### [Problem statement]
Output the material beneath exactly, leaving nothing out.

________________________

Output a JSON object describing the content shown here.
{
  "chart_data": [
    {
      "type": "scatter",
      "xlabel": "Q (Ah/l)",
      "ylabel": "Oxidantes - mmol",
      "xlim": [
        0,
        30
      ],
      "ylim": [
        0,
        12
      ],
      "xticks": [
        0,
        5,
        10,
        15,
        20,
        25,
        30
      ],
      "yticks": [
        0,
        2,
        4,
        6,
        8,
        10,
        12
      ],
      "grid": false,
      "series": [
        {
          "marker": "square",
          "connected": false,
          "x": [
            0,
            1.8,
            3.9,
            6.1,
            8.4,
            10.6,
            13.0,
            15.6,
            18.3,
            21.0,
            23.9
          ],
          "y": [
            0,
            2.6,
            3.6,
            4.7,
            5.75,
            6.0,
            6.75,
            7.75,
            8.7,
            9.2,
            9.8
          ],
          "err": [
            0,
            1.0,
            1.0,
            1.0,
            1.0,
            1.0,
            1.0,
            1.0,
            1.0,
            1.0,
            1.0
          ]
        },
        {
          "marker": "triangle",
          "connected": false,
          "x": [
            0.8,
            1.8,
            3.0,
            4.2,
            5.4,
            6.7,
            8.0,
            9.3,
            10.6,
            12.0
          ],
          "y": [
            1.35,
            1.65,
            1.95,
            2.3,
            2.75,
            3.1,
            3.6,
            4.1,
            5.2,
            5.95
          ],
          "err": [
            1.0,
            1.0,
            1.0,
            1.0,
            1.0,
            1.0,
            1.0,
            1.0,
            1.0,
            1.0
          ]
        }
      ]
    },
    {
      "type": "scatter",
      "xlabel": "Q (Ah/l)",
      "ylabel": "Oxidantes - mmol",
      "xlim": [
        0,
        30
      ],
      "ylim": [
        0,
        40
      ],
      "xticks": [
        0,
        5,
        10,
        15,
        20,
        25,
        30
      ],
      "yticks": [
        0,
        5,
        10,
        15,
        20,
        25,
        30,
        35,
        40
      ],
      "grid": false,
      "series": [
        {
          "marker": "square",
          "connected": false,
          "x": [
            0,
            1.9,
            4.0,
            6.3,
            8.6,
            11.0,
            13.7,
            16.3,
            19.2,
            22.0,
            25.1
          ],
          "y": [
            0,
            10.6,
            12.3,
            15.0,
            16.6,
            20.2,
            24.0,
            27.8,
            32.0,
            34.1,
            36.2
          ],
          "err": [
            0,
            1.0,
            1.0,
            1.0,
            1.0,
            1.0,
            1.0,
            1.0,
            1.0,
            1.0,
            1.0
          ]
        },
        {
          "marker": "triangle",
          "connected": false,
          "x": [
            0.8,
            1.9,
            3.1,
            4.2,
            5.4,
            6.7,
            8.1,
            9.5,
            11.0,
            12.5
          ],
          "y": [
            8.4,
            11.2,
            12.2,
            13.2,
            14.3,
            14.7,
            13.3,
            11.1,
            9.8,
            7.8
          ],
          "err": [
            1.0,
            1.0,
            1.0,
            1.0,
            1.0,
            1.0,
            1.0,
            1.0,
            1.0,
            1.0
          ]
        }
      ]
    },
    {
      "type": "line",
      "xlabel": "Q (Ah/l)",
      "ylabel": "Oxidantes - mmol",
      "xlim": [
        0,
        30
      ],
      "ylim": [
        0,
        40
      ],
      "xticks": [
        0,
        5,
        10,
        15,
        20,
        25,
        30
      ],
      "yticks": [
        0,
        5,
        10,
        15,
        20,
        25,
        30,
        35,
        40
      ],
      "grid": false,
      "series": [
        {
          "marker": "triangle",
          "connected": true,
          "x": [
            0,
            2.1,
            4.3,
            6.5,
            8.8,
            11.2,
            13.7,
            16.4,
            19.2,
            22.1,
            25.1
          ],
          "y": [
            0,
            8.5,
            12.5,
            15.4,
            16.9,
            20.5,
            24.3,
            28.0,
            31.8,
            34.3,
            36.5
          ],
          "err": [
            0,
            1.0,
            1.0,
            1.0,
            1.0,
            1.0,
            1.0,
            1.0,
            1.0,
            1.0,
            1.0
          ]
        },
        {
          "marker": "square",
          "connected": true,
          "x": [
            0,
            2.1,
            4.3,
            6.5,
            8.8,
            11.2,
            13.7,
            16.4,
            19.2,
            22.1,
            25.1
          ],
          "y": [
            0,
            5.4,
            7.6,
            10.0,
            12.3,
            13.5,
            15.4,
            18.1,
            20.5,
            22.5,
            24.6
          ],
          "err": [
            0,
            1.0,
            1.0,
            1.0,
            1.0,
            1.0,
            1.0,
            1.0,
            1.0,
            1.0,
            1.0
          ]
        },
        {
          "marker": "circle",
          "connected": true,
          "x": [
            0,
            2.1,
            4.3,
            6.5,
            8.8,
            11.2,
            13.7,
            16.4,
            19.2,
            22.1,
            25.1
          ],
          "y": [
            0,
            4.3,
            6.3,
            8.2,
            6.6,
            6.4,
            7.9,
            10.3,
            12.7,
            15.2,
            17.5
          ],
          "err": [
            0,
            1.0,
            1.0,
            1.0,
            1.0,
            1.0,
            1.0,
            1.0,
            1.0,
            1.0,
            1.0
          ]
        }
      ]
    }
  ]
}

________________________

### [Reply]
Output a JSON object describing the content shown here.
{
  "chart_data": [
    {
      "type": "scatter",
      "xlabel": "Q (Ah/l)",
      "ylabel": "Oxidantes - mmol",
      "xlim": [
        0,
        30
      ],
      "ylim": [
        0,
        12
      ],
      "xticks": [
        0,
        5,
        10,
        15,
        20,
        25,
        30
      ],
      "yticks": [
        0,
        2,
        4,
        6,
        8,
        10,
        12
      ],
      "grid": false,
      "series": [
        {
          "marker": "square",
          "connected": false,
          "x": [
            0,
            1.8,
            3.9,
            6.1,
            8.4,
            10.6,
            13.0,
            15.6,
            18.3,
            21.0,
            23.9
          ],
          "y": [
            0,
            2.6,
            3.6,
            4.7,
            5.75,
            6.0,
            6.75,
            7.75,
            8.7,
            9.2,
            9.8
          ],
          "err": [
            0,
            1.0,
            1.0,
            1.0,
            1.0,
            1.0,
            1.0,
            1.0,
            1.0,
            1.0,
            1.0
          ]
        },
        {
          "marker": "triangle",
          "connected": false,
          "x": [
            0.8,
            1.8,
            3.0,
            4.2,
            5.4,
            6.7,
            8.0,
            9.3,
            10.6,
            12.0
          ],
          "y": [
            1.35,
            1.65,
            1.95,
            2.3,
            2.75,
            3.1,
            3.6,
            4.1,
            5.2,
            5.95
          ],
          "err": [
            1.0,
            1.0,
            1.0,
            1.0,
            1.0,
            1.0,
            1.0,
            1.0,
            1.0,
            1.0
          ]
        }
      ]
    },
    {
      "type": "scatter",
      "xlabel": "Q (Ah/l)",
      "ylabel": "Oxidantes - mmol",
      "xlim": [
        0,
        30
      ],
      "ylim": [
        0,
        40
      ],
      "xticks": [
        0,
        5,
        10,
        15,
        20,
        25,
        30
      ],
      "yticks": [
        0,
        5,
        10,
        15,
        20,
        25,
        30,
        35,
        40
      ],
      "grid": false,
      "series": [
        {
          "marker": "square",
          "connected": false,
          "x": [
            0,
            1.9,
            4.0,
            6.3,
            8.6,
            11.0,
            13.7,
            16.3,
            19.2,
            22.0,
            25.1
          ],
          "y": [
            0,
            10.6,
            12.3,
            15.0,
            16.6,
            20.2,
            24.0,
            27.8,
            32.0,
            34.1,
            36.2
          ],
          "err": [
            0,
            1.0,
            1.0,
            1.0,
            1.0,
            1.0,
            1.0,
            1.0,
            1.0,
            1.0,
            1.0
          ]
        },
        {
          "marker": "triangle",
          "connected": false,
          "x": [
            0.8,
            1.9,
            3.1,
            4.2,
            5.4,
            6.7,
            8.1,
            9.5,
            11.0,
            12.5
          ],
          "y": [
            8.4,
            11.2,
            12.2,
            13.2,
            14.3,
            14.7,
            13.3,
            11.1,
            9.8,
            7.8
          ],
          "err": [
            1.0,
            1.0,
            1.0,
            1.0,
            1.0,
            1.0,
            1.0,
            1.0,
            1.0,
            1.0
          ]
        }
      ]
    },
    {
      "type": "line",
      "xlabel": "Q (Ah/l)",
      "ylabel": "Oxidantes - mmol",
      "xlim": [
        0,
        30
      ],
      "ylim": [
        0,
        40
      ],
      "xticks": [
        0,
        5,
        10,
        15,
        20,
        25,
        30
      ],
      "yticks": [
        0,
        5,
        10,
        15,
        20,
        25,
        30,
        35,
        40
      ],
      "grid": false,
      "series": [
        {
          "marker": "triangle",
          "connected": true,
          "x": [
            0,
            2.1,
            4.3,
            6.5,
            8.8,
            11.2,
            13.7,
            16.4,
            19.2,
            22.1,
            25.1
          ],
          "y": [
            0,
            8.5,
            12.5,
            15.4,
            16.9,
            20.5,
            24.3,
            28.0,
            31.8,
            34.3,
            36.5
          ],
          "err": [
            0,
            1.0,
            1.0,
            1.0,
            1.0,
            1.0,
            1.0,
            1.0,
            1.0,
            1.0,
            1.0
          ]
        },
        {
          "marker": "square",
          "connected": true,
          "x": [
            0,
            2.1,
            4.3,
            6.5,
            8.8,
            11.2,
            13.7,
            16.4,
            19.2,
            22.1,
            25.1
          ],
          "y": [
            0,
            5.4,
            7.6,
            10.0,
            12.3,
            13.5,
            15.4,
            18.1,
            20.5,
            22.5,
            24.6
          ],
          "err": [
            0,
            1.0,
            1.0,
            1.0,
            1.0,
            1.0,
            1.0,
            1.0,
            1.0,
            1.0,
            1.0
          ]
        },
        {
          "marker": "circle",
          "connected": true,
          "x": [
            0,
            2.1,
            4.3,
            6.5,
            8.8,
            11.2,
            13.7,
            16.4,
            19.2,
            22.1,
            25.1
          ],
          "y": [
            0,
            4.3,
            6.3,
            8.2,
            6.6,
            6.4,
            7.9,
            10.3,
            12.7,
            15.2,
            17.5
          ],
          "err": [
            0,
            1.0,
            1.0,
            1.0,
            1.0,
            1.0,
            1.0,
            1.0,
            1.0,
            1.0,
            1.0
          ]
        }
      ]
    }
  ]
}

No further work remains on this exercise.